Problem to solve =
The records below must be copied in full; omit the images.

Rows from a figure dataset =
^^^^^^^^^^^^^^^^
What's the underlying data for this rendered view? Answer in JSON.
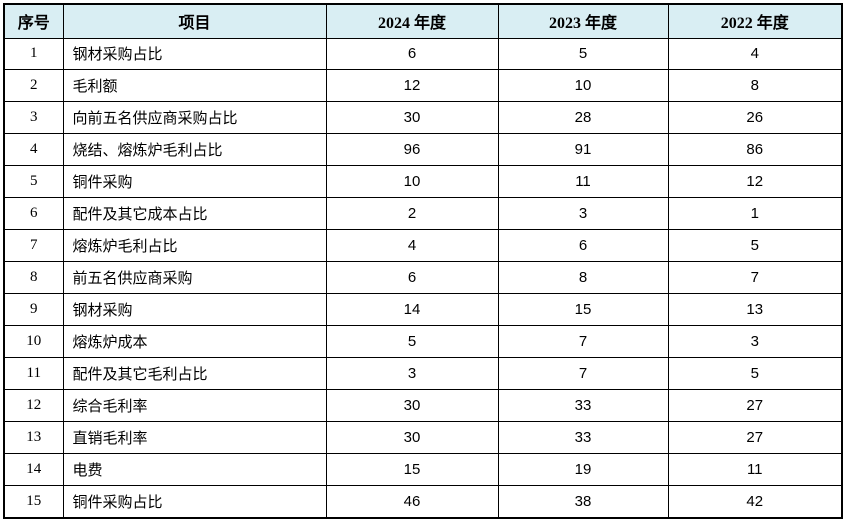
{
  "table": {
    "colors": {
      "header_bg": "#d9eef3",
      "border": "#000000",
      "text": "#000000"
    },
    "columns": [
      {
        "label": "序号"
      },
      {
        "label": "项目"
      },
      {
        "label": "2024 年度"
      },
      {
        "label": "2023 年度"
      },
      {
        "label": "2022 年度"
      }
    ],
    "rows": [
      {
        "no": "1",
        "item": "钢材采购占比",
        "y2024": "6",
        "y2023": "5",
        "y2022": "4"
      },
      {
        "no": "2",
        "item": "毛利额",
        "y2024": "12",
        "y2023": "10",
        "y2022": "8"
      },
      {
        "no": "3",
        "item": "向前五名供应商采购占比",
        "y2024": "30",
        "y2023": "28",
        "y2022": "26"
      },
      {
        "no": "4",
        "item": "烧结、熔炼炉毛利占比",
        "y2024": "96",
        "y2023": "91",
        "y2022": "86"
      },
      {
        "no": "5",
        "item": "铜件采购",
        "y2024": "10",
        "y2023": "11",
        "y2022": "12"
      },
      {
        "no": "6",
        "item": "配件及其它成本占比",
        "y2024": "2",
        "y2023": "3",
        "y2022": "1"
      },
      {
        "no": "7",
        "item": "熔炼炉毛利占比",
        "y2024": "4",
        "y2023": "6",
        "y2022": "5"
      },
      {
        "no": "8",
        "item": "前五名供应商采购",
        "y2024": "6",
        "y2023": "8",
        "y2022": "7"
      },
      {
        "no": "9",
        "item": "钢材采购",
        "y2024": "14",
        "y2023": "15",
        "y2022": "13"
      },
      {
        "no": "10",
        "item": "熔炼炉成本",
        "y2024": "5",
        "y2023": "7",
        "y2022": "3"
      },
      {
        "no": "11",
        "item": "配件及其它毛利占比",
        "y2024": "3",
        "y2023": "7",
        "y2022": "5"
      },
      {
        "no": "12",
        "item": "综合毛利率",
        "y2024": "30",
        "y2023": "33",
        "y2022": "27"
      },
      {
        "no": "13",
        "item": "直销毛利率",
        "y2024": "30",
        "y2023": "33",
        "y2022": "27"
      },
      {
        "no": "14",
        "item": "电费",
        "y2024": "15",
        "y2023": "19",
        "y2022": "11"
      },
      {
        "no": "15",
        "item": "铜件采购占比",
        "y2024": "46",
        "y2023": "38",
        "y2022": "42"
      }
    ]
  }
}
^^^^^^^^^^^^^^^^
The result =
What's the underlying data for this rendered view? Answer in JSON.
{
  "table": {
    "colors": {
      "header_bg": "#d9eef3",
      "border": "#000000",
      "text": "#000000"
    },
    "columns": [
      {
        "label": "序号"
      },
      {
        "label": "项目"
      },
      {
        "label": "2024 年度"
      },
      {
        "label": "2023 年度"
      },
      {
        "label": "2022 年度"
      }
    ],
    "rows": [
      {
        "no": "1",
        "item": "钢材采购占比",
        "y2024": "6",
        "y2023": "5",
        "y2022": "4"
      },
      {
        "no": "2",
        "item": "毛利额",
        "y2024": "12",
        "y2023": "10",
        "y2022": "8"
      },
      {
        "no": "3",
        "item": "向前五名供应商采购占比",
        "y2024": "30",
        "y2023": "28",
        "y2022": "26"
      },
      {
        "no": "4",
        "item": "烧结、熔炼炉毛利占比",
        "y2024": "96",
        "y2023": "91",
        "y2022": "86"
      },
      {
        "no": "5",
        "item": "铜件采购",
        "y2024": "10",
        "y2023": "11",
        "y2022": "12"
      },
      {
        "no": "6",
        "item": "配件及其它成本占比",
        "y2024": "2",
        "y2023": "3",
        "y2022": "1"
      },
      {
        "no": "7",
        "item": "熔炼炉毛利占比",
        "y2024": "4",
        "y2023": "6",
        "y2022": "5"
      },
      {
        "no": "8",
        "item": "前五名供应商采购",
        "y2024": "6",
        "y2023": "8",
        "y2022": "7"
      },
      {
        "no": "9",
        "item": "钢材采购",
        "y2024": "14",
        "y2023": "15",
        "y2022": "13"
      },
      {
        "no": "10",
        "item": "熔炼炉成本",
        "y2024": "5",
        "y2023": "7",
        "y2022": "3"
      },
      {
        "no": "11",
        "item": "配件及其它毛利占比",
        "y2024": "3",
        "y2023": "7",
        "y2022": "5"
      },
      {
        "no": "12",
        "item": "综合毛利率",
        "y2024": "30",
        "y2023": "33",
        "y2022": "27"
      },
      {
        "no": "13",
        "item": "直销毛利率",
        "y2024": "30",
        "y2023": "33",
        "y2022": "27"
      },
      {
        "no": "14",
        "item": "电费",
        "y2024": "15",
        "y2023": "19",
        "y2022": "11"
      },
      {
        "no": "15",
        "item": "铜件采购占比",
        "y2024": "46",
        "y2023": "38",
        "y2022": "42"
      }
    ]
  }
}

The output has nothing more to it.